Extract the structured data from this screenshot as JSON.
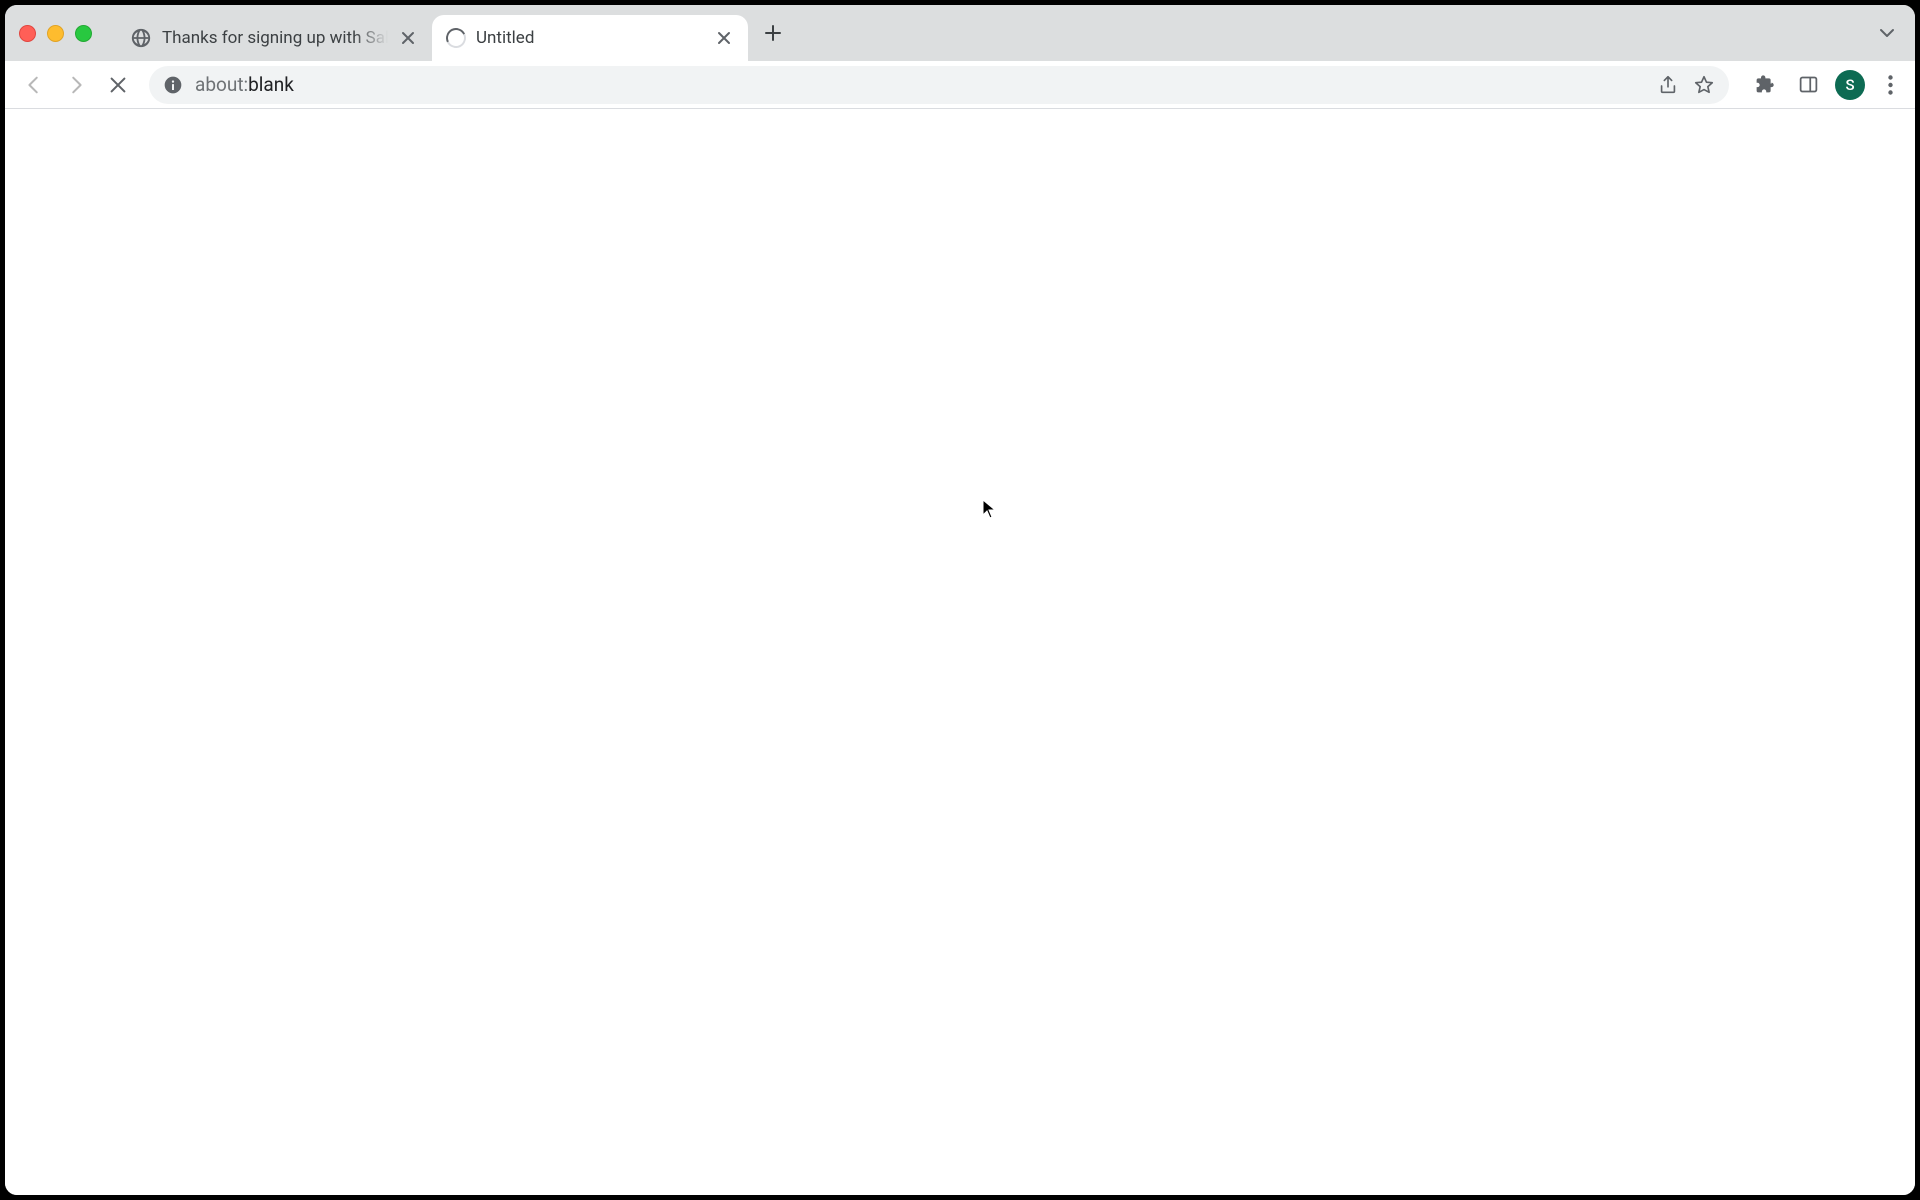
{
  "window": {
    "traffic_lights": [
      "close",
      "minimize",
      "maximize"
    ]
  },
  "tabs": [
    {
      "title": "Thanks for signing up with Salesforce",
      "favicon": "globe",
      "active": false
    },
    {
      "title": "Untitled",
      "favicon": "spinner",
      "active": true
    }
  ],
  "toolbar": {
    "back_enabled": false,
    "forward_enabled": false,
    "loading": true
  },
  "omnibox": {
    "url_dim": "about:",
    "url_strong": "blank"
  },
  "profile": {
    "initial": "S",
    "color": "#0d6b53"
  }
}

AIM:
Give an exact copy of the material, leaving out every picture.

EXERCISE RESULT:
Extract the structured data from this screenshot as JSON.
{
  "window": {
    "traffic_lights": [
      "close",
      "minimize",
      "maximize"
    ]
  },
  "tabs": [
    {
      "title": "Thanks for signing up with Salesforce",
      "favicon": "globe",
      "active": false
    },
    {
      "title": "Untitled",
      "favicon": "spinner",
      "active": true
    }
  ],
  "toolbar": {
    "back_enabled": false,
    "forward_enabled": false,
    "loading": true
  },
  "omnibox": {
    "url_dim": "about:",
    "url_strong": "blank"
  },
  "profile": {
    "initial": "S",
    "color": "#0d6b53"
  }
}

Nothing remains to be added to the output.